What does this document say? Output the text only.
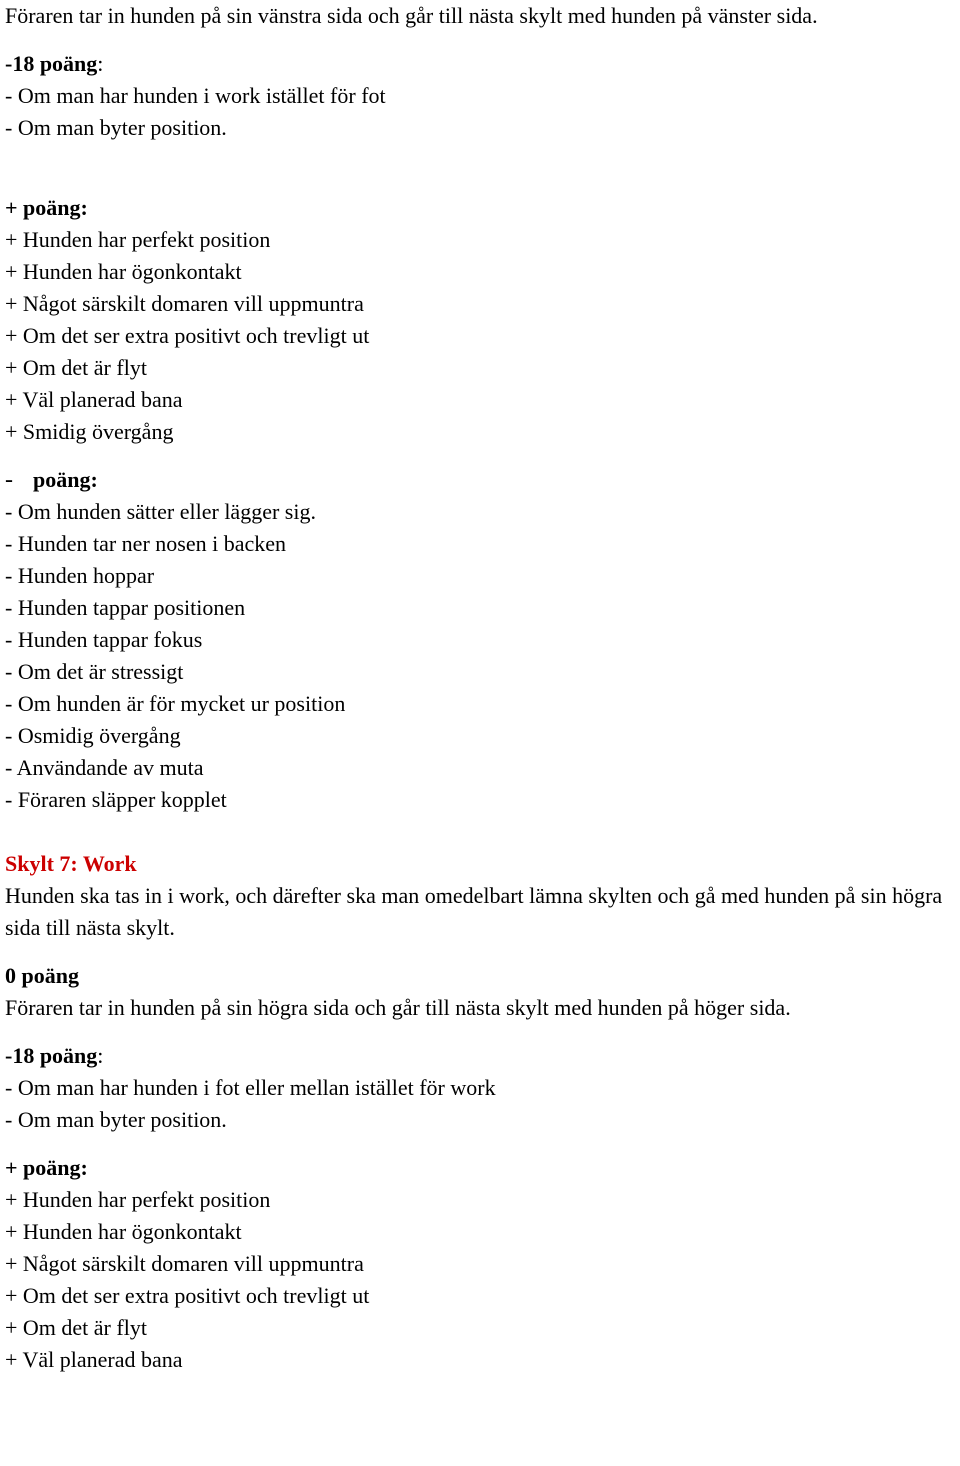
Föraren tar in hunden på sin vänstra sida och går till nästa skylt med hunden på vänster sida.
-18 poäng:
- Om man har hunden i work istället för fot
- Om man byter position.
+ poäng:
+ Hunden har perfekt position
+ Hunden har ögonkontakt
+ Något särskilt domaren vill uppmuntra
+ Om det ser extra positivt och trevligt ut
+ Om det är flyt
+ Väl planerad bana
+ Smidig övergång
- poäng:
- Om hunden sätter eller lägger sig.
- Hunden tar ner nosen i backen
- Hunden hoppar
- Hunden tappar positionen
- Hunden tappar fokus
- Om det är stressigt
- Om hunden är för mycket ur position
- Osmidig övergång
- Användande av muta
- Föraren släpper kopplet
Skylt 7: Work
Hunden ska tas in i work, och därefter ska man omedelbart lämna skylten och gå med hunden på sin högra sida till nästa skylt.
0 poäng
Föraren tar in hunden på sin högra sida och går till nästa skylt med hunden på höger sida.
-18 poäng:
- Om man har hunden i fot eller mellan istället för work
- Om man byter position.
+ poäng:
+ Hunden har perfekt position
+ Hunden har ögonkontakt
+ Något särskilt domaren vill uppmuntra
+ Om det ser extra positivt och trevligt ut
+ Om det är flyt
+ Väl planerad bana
•••
SET EXERCISE »
Check each line of the entries above, and show every one holding the word "nästa".

TASK OUTPUT »
Föraren tar in hunden på sin vänstra sida och går till nästa skylt med hunden på vänster sida.
Hunden ska tas in i work, och därefter ska man omedelbart lämna skylten och gå med hunden på sin högra sida till nästa skylt.
Föraren tar in hunden på sin högra sida och går till nästa skylt med hunden på höger sida.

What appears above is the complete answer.